Exercise details:
Set each entry down verbatim, omitting images.
== Data for this task ==
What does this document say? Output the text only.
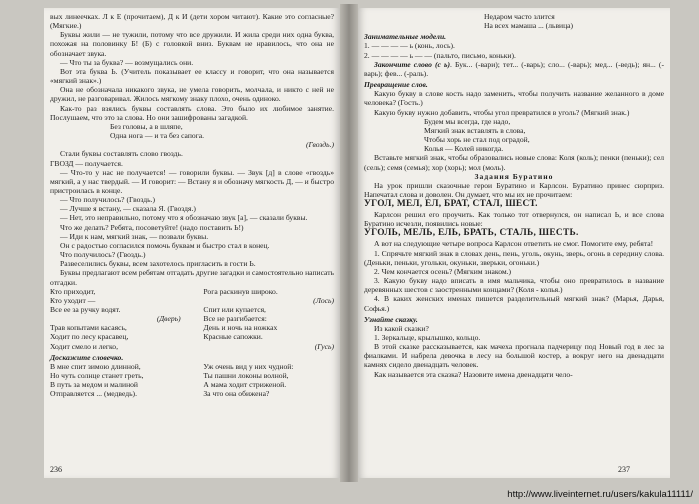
вых линеечках. Л к Е (прочитаем), Д к И (дети хором читают). Какие это согласные? (Мягкие.)

Буквы жили — не тужили, потому что все дружили. И жила среди них одна буква, похожая на половинку Б! (Б) с головкой вниз. Буквам не нравилось, что она не обозначает звука.

— Что ты за буква? — возмущались они.

Вот эта буква Ь. (Учитель показывает ее классу и говорит, что она называется «мягкий знак».)

Она не обозначала никакого звука, не умела говорить, молчала, и никто с ней не дружил, не разговаривал. Жилось мягкому знаку плохо, очень одиноко.

Как-то раз взялись буквы составлять слова. Это было их любимое занятие. Послушаем, что это за слова. Но они зашифрованы загадкой.

Без головы, а в шляпе,
Одна нога — и та без сапога.
(Гвоздь.)

Стали буквы составлять слово гвоздь.

ГВОЗД — получается.

— Что-то у нас не получается! — говорили буквы. — Звук [д] в слове «гвоздь» мягкий, а у нас твердый. — И говорит: — Встану я и обозначу мягкость Д, — и быстро пристроилась в конце.

— Что получилось? (Гвоздь.)

— Лучше я встану, — сказала Я. (Гвоздя.)

— Нет, это неправильно, потому что я обозначаю звук [а], — сказали буквы.

Что же делать? Ребята, посоветуйте! (надо поставить Ь!)

— Иди к нам, мягкий знак, — позвали буквы.

Он с радостью согласился помочь буквам и быстро стал в конец.

Что получилось? (Гвоздь.)

Развеселились буквы, всем захотелось пригласить в гости Ь.

Буквы предлагают всем ребятам отгадать другие загадки и самостоятельно написать отгадки.

Кто приходит,
Кто уходит —
Все ее за ручку водят.
(Дверь)
Трав копытами касаясь,
Ходит по лесу красавец,
Ходит смело и легко,
Рога раскинув широко.
(Лось)
Спит или купается,
Все не разгибается:
День и ночь на ножках
Красные сапожки.
(Гусь)
Доскажите словечко.
В мне спит зимою длинной,
Но чуть солнце станет греть,
В путь за медом и малиной
Отправляется ... (медведь).
Уж очень вид у них чудной:
Ты пашни локоны волной,
А мама ходит стриженой.
За что она обижена?
236
Недаром часто злится
На всех мамаша ... (львица)
Занимательные модели.

1. — — — — ь (конь, лось).

2. — — — — ь — — (пальто, письмо, коньки).

Закончите слово (с ь). Бук... (-вари); тет... (-варь); сло... (-варь); мед... (-ведь); ян... (-варь); фев... (-раль).

Превращение слов.

Какую букву в слове кость надо заменить, чтобы получить название желанного в доме человека? (Гость.)

Какую букву нужно добавить, чтобы угол превратился в уголь? (Мягкий знак.)

Будем мы всегда, где надо,
Мягкий знак вставлять в слова,
Чтобы хорь не стал под оградой,
Колья — Колей никогда.

Вставьте мягкий знак, чтобы образовались новые слова: Коля (коль); пенки (пеньки); сел (сель); семя (семья); хор (хорь); мол (моль).

Задания Буратино

На урок пришли сказочные герои Буратино и Карлсон. Буратино принес сюрприз. Напечатал слова и доволен. Он думает, что мы их не прочитаем:

УГОЛ, МЕЛ, ЕЛ, БРАТ, СТАЛ, ШЕСТ.

Карлсон решил его проучить. Как только тот отвернулся, он написал Ь, и все слова Буратино исчезли, появились новые:

УГОЛЬ, МЕЛЬ, ЕЛЬ, БРАТЬ, СТАЛЬ, ШЕСТЬ.

А вот на следующие четыре вопроса Карлсон ответить не смог. Помогите ему, ребята!

1. Спрячьте мягкий знак в словах день, пень, уголь, окунь, зверь, огонь в середину слова. (Деньки, пеньки, угольки, окуньки, зверьки, огоньки.)

2. Чем кончается осень? (Мягким знаком.)

3. Какую букву надо вписать в имя мальчика, чтобы оно превратилось в название деревянных шестов с заостренными концами? (Коля - колья.)

4. В каких женских именах пишется разделительный мягкий знак? (Марья, Дарья, Софья.)

Узнайте сказку.

Из какой сказки?

1. Зеркальце, крылышко, кольцо.

В этой сказке рассказывается, как мачеха прогнала падчерицу под Новый год в лес за фиалками. И набрела девочка в лесу на большой костер, а вокруг него на двенадцати камнях сидело двенадцать человек.

Как называется эта сказка? Назовите имена двенадцати чело-

237
http://www.liveinternet.ru/users/kakula11111/
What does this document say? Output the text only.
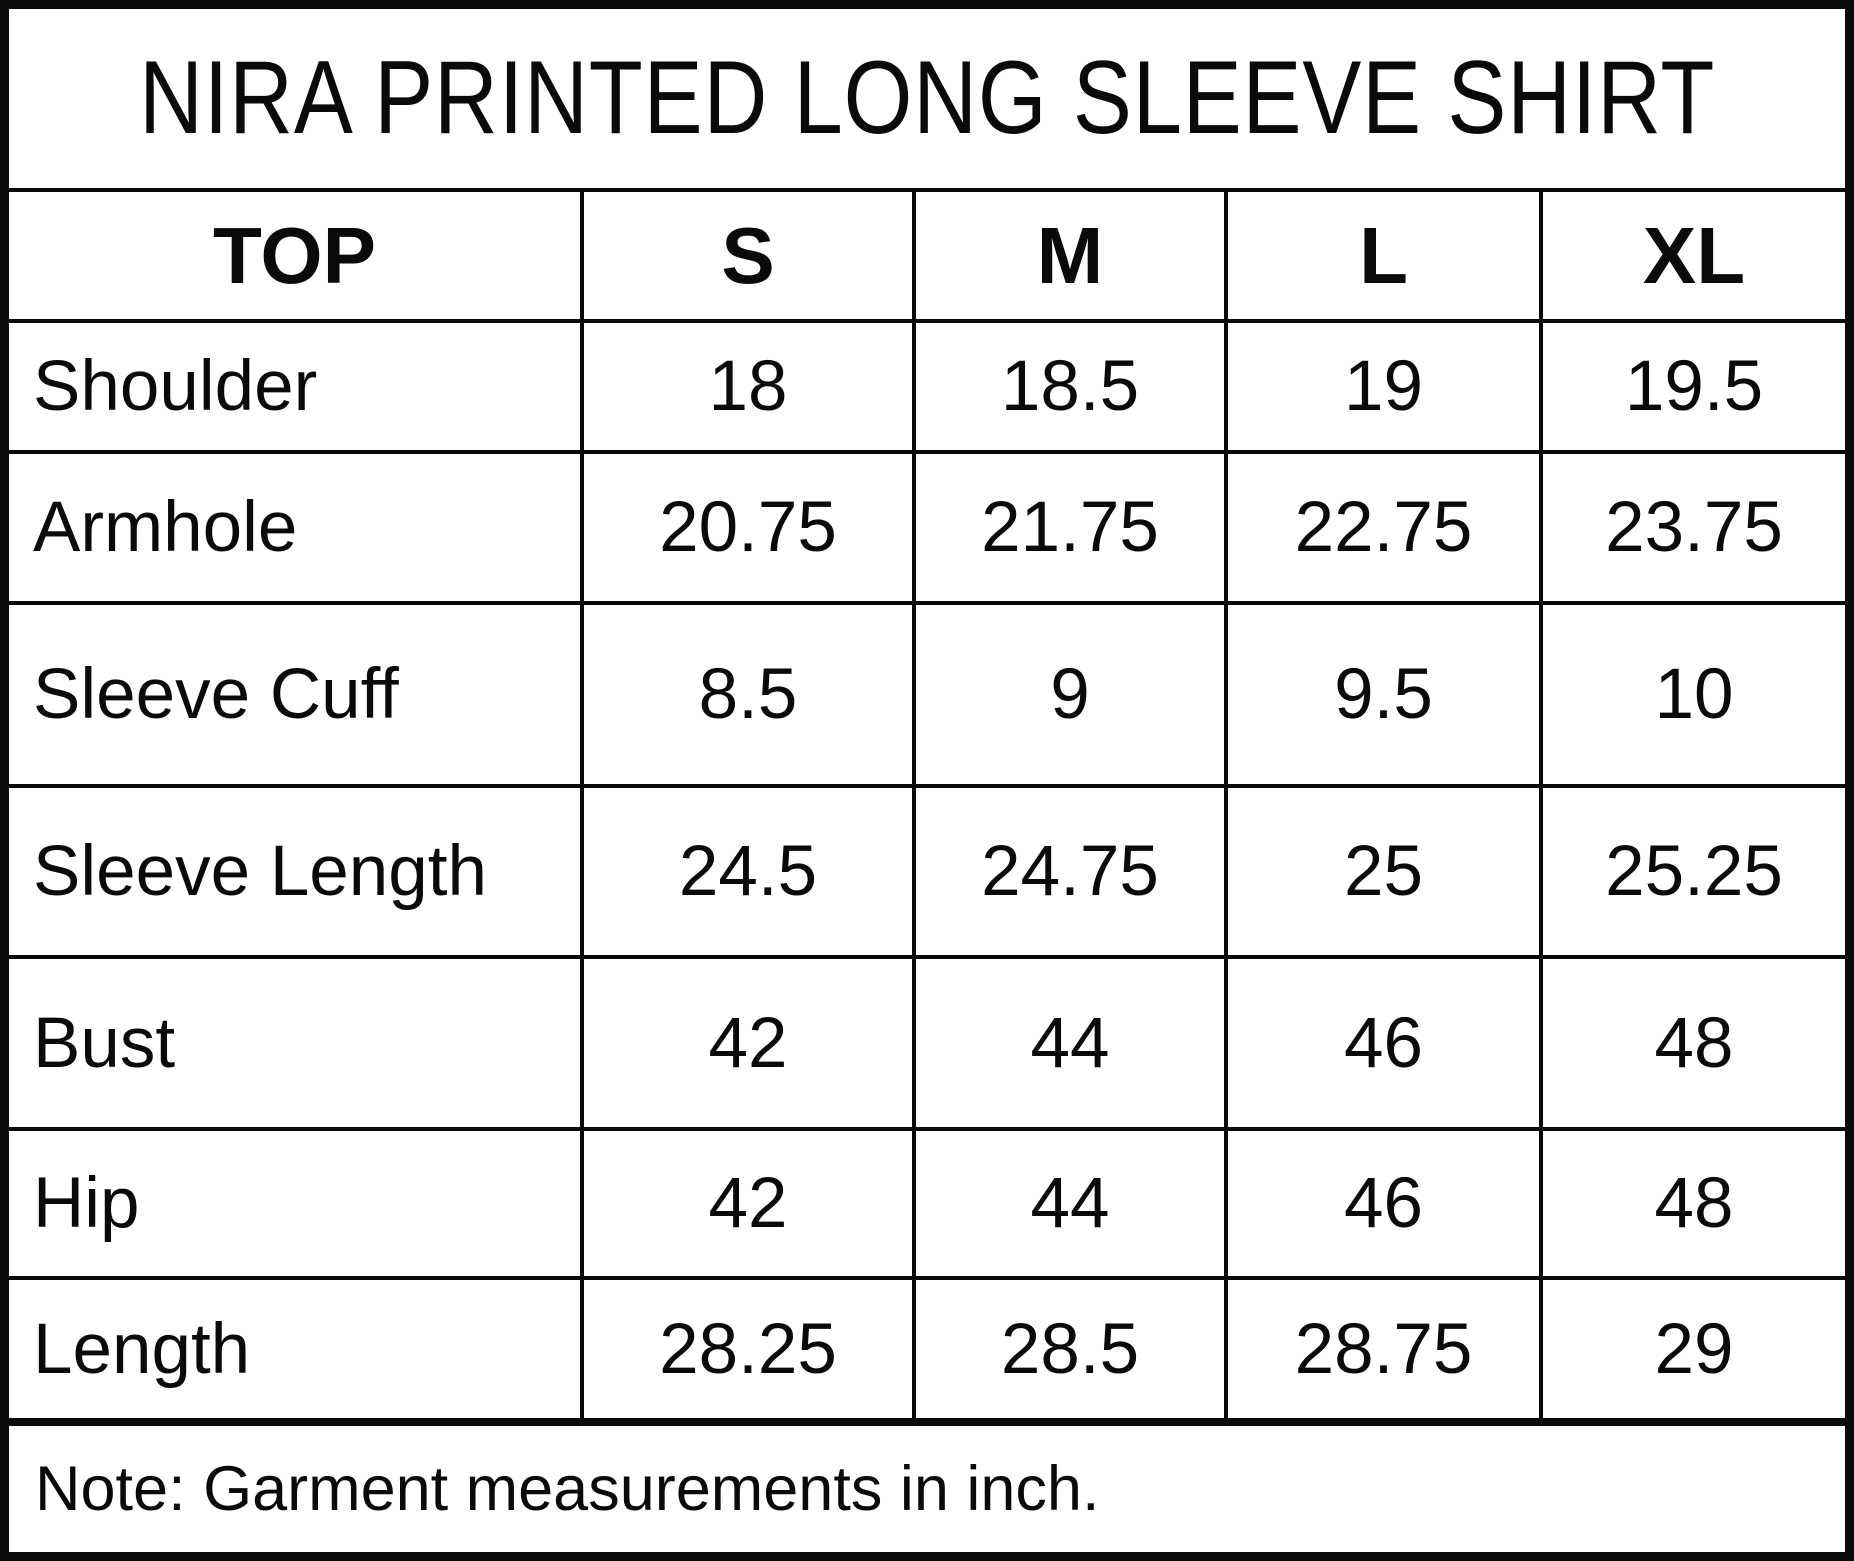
NIRA PRINTED LONG SLEEVE SHIRT
TOP	S	M	L	XL
Shoulder	18	18.5	19	19.5
Armhole	20.75	21.75	22.75	23.75
Sleeve Cuff	8.5	9	9.5	10
Sleeve Length	24.5	24.75	25	25.25
Bust	42	44	46	48
Hip	42	44	46	48
Length	28.25	28.5	28.75	29
Note: Garment measurements in inch.
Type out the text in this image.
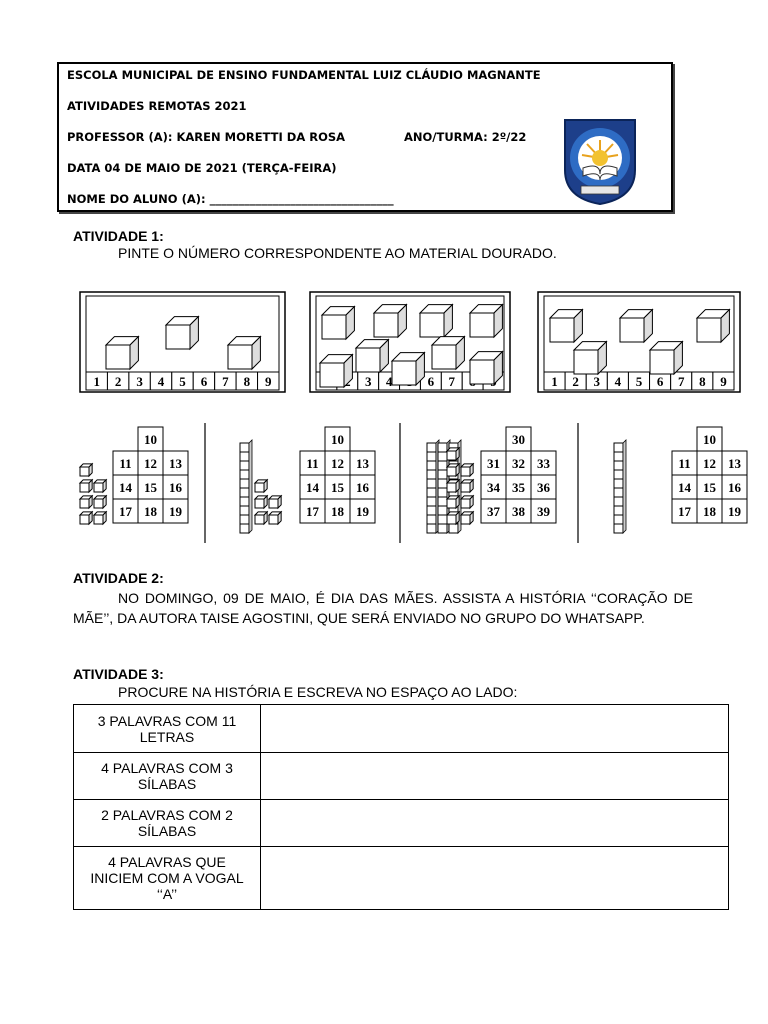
ESCOLA MUNICIPAL DE ENSINO FUNDAMENTAL LUIZ CLÁUDIO MAGNANTE
ATIVIDADES REMOTAS 2021
PROFESSOR (A): KAREN MORETTI DA ROSA	ANO/TURMA: 2º/22
DATA 04 DE MAIO DE 2021 (TERÇA-FEIRA)
NOME DO ALUNO (A): ________________________________
ATIVIDADE 1:
PINTE O NÚMERO CORRESPONDENTE AO MATERIAL DOURADO.
1 2 3 4 5 6 7 8 9	3 4	6 7	1 2 3 4 5 6 7 8 9
10
11 12 13
14 15 16
17 18 19
10
11 12 13
14 15 16
17 18 19
30
31 32 33
34 35 36
37 38 39
10
11 12 13
14 15 16
17 18 19
ATIVIDADE 2:
NO DOMINGO, 09 DE MAIO, É DIA DAS MÃES. ASSISTA A HISTÓRIA ‘‘CORAÇÃO DE MÃE’’, DA AUTORA TAISE AGOSTINI, QUE SERÁ ENVIADO NO GRUPO DO WHATSAPP.
ATIVIDADE 3:
PROCURE NA HISTÓRIA E ESCREVA NO ESPAÇO AO LADO:
3 PALAVRAS COM 11 LETRAS	
4 PALAVRAS COM 3 SÍLABAS	
2 PALAVRAS COM 2 SÍLABAS	
4 PALAVRAS QUE INICIEM COM A VOGAL ‘‘A’’	
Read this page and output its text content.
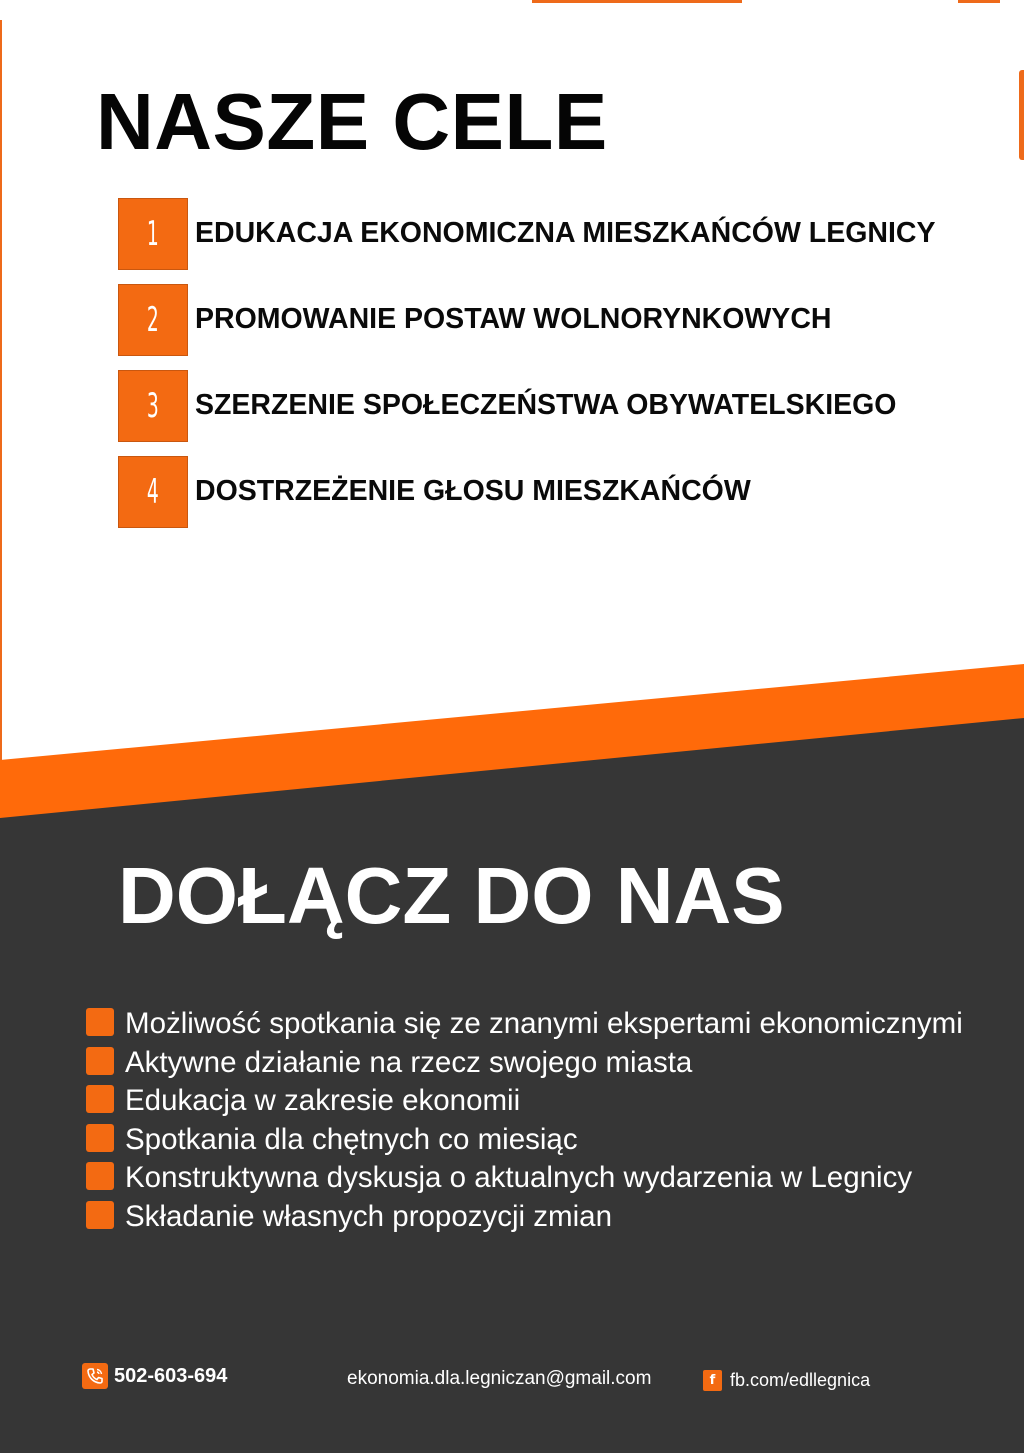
NASZE CELE
1 EDUKACJA EKONOMICZNA MIESZKAŃCÓW LEGNICY
2 PROMOWANIE POSTAW WOLNORYNKOWYCH
3 SZERZENIE SPOŁECZEŃSTWA OBYWATELSKIEGO
4 DOSTRZEŻENIE GŁOSU MIESZKAŃCÓW
DOŁĄCZ DO NAS
Możliwość spotkania się ze znanymi ekspertami ekonomicznymi
Aktywne działanie na rzecz swojego miasta
Edukacja w zakresie ekonomii
Spotkania dla chętnych co miesiąc
Konstruktywna dyskusja o aktualnych wydarzenia w Legnicy
Składanie własnych propozycji zmian
502-603-694	ekonomia.dla.legniczan@gmail.com	f fb.com/edllegnica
===
Solution to this problem:
What does this document say? Output the text only.
вых линеечках. Л к Е (прочитаем), Д к И (дети хором читают). Какие это согласные? (Мягкие.)

Буквы жили — не тужили, потому что все дружили. И жила среди них одна буква, похожая на половинку Б! (Б) с головкой вниз. Буквам не нравилось, что она не обозначает звука.

— Что ты за буква? — возмущались они.

Вот эта буква Ь. (Учитель показывает ее классу и говорит, что она называется «мягкий знак».)

Она не обозначала никакого звука, не умела говорить, молчала, и никто с ней не дружил, не разговаривал. Жилось мягкому знаку плохо, очень одиноко.

Как-то раз взялись буквы составлять слова. Это было их любимое занятие. Послушаем, что это за слова. Но они зашифрованы загадкой.

Без головы, а в шляпе,
Одна нога — и та без сапога.
(Гвоздь.)

Стали буквы составлять слово гвоздь.

ГВОЗД — получается.

— Что-то у нас не получается! — говорили буквы. — Звук [д] в слове «гвоздь» мягкий, а у нас твердый. — И говорит: — Встану я и обозначу мягкость Д, — и быстро пристроилась в конце.

— Что получилось? (Гвоздь.)

— Лучше я встану, — сказала Я. (Гвоздя.)

— Нет, это неправильно, потому что я обозначаю звук [а], — сказали буквы.

Что же делать? Ребята, посоветуйте! (надо поставить Ь!)

— Иди к нам, мягкий знак, — позвали буквы.

Он с радостью согласился помочь буквам и быстро стал в конец.

Что получилось? (Гвоздь.)

Развеселились буквы, всем захотелось пригласить в гости Ь.

Буквы предлагают всем ребятам отгадать другие загадки и самостоятельно написать отгадки.

Кто приходит,
Кто уходит —
Все ее за ручку водят.
(Дверь)
Трав копытами касаясь,
Ходит по лесу красавец,
Ходит смело и легко,
Рога раскинув широко.
(Лось)
Спит или купается,
Все не разгибается:
День и ночь на ножках
Красные сапожки.
(Гусь)
Доскажите словечко.
В мне спит зимою длинной,
Но чуть солнце станет греть,
В путь за медом и малиной
Отправляется ... (медведь).
Уж очень вид у них чудной:
Ты пашни локоны волной,
А мама ходит стриженой.
За что она обижена?
236
Недаром часто злится
На всех мамаша ... (львица)
Занимательные модели.

1. — — — — ь (конь, лось).

2. — — — — ь — — (пальто, письмо, коньки).

Закончите слово (с ь). Бук... (-вари); тет... (-варь); сло... (-варь); мед... (-ведь); ян... (-варь); фев... (-раль).

Превращение слов.

Какую букву в слове кость надо заменить, чтобы получить название желанного в доме человека? (Гость.)

Какую букву нужно добавить, чтобы угол превратился в уголь? (Мягкий знак.)

Будем мы всегда, где надо,
Мягкий знак вставлять в слова,
Чтобы хорь не стал под оградой,
Колья — Колей никогда.

Вставьте мягкий знак, чтобы образовались новые слова: Коля (коль); пенки (пеньки); сел (сель); семя (семья); хор (хорь); мол (моль).

Задания Буратино

На урок пришли сказочные герои Буратино и Карлсон. Буратино принес сюрприз. Напечатал слова и доволен. Он думает, что мы их не прочитаем:

УГОЛ, МЕЛ, ЕЛ, БРАТ, СТАЛ, ШЕСТ.

Карлсон решил его проучить. Как только тот отвернулся, он написал Ь, и все слова Буратино исчезли, появились новые:

УГОЛЬ, МЕЛЬ, ЕЛЬ, БРАТЬ, СТАЛЬ, ШЕСТЬ.

А вот на следующие четыре вопроса Карлсон ответить не смог. Помогите ему, ребята!

1. Спрячьте мягкий знак в словах день, пень, уголь, окунь, зверь, огонь в середину слова. (Деньки, пеньки, угольки, окуньки, зверьки, огоньки.)

2. Чем кончается осень? (Мягким знаком.)

3. Какую букву надо вписать в имя мальчика, чтобы оно превратилось в название деревянных шестов с заостренными концами? (Коля - колья.)

4. В каких женских именах пишется разделительный мягкий знак? (Марья, Дарья, Софья.)

Узнайте сказку.

Из какой сказки?

1. Зеркальце, крылышко, кольцо.

В этой сказке рассказывается, как мачеха прогнала падчерицу под Новый год в лес за фиалками. И набрела девочка в лесу на большой костер, а вокруг него на двенадцати камнях сидело двенадцать человек.

Как называется эта сказка? Назовите имена двенадцати чело-

237
http://www.liveinternet.ru/users/kakula11111/
What does this document say? Output the text only.
NIRA PRINTED LONG SLEEVE SHIRT
TOP	S	M	L	XL
Shoulder	18	18.5	19	19.5
Armhole	20.75	21.75	22.75	23.75
Sleeve Cuff	8.5	9	9.5	10
Sleeve Length	24.5	24.75	25	25.25
Bust	42	44	46	48
Hip	42	44	46	48
Length	28.25	28.5	28.75	29
Note: Garment measurements in inch.
Type out the text in this image.
ESCOLA MUNICIPAL DE ENSINO FUNDAMENTAL LUIZ CLÁUDIO MAGNANTE
ATIVIDADES REMOTAS 2021
PROFESSOR (A): KAREN MORETTI DA ROSA	ANO/TURMA: 2º/22
DATA 04 DE MAIO DE 2021 (TERÇA-FEIRA)
NOME DO ALUNO (A): ________________________________
ATIVIDADE 1:
PINTE O NÚMERO CORRESPONDENTE AO MATERIAL DOURADO.
1 2 3 4 5 6 7 8 9	3 4	6 7	1 2 3 4 5 6 7 8 9
10
11 12 13
14 15 16
17 18 19
10
11 12 13
14 15 16
17 18 19
30
31 32 33
34 35 36
37 38 39
10
11 12 13
14 15 16
17 18 19
ATIVIDADE 2:
NO DOMINGO, 09 DE MAIO, É DIA DAS MÃES. ASSISTA A HISTÓRIA ‘‘CORAÇÃO DE MÃE’’, DA AUTORA TAISE AGOSTINI, QUE SERÁ ENVIADO NO GRUPO DO WHATSAPP.
ATIVIDADE 3:
PROCURE NA HISTÓRIA E ESCREVA NO ESPAÇO AO LADO:
3 PALAVRAS COM 11 LETRAS	
4 PALAVRAS COM 3 SÍLABAS	
2 PALAVRAS COM 2 SÍLABAS	
4 PALAVRAS QUE INICIEM COM A VOGAL ‘‘A’’	
Read this page and output its text content.
NASZE CELE
1 EDUKACJA EKONOMICZNA MIESZKAŃCÓW LEGNICY
2 PROMOWANIE POSTAW WOLNORYNKOWYCH
3 SZERZENIE SPOŁECZEŃSTWA OBYWATELSKIEGO
4 DOSTRZEŻENIE GŁOSU MIESZKAŃCÓW
DOŁĄCZ DO NAS
Możliwość spotkania się ze znanymi ekspertami ekonomicznymi
Aktywne działanie na rzecz swojego miasta
Edukacja w zakresie ekonomii
Spotkania dla chętnych co miesiąc
Konstruktywna dyskusja o aktualnych wydarzenia w Legnicy
Składanie własnych propozycji zmian
502-603-694	ekonomia.dla.legniczan@gmail.com	f fb.com/edllegnica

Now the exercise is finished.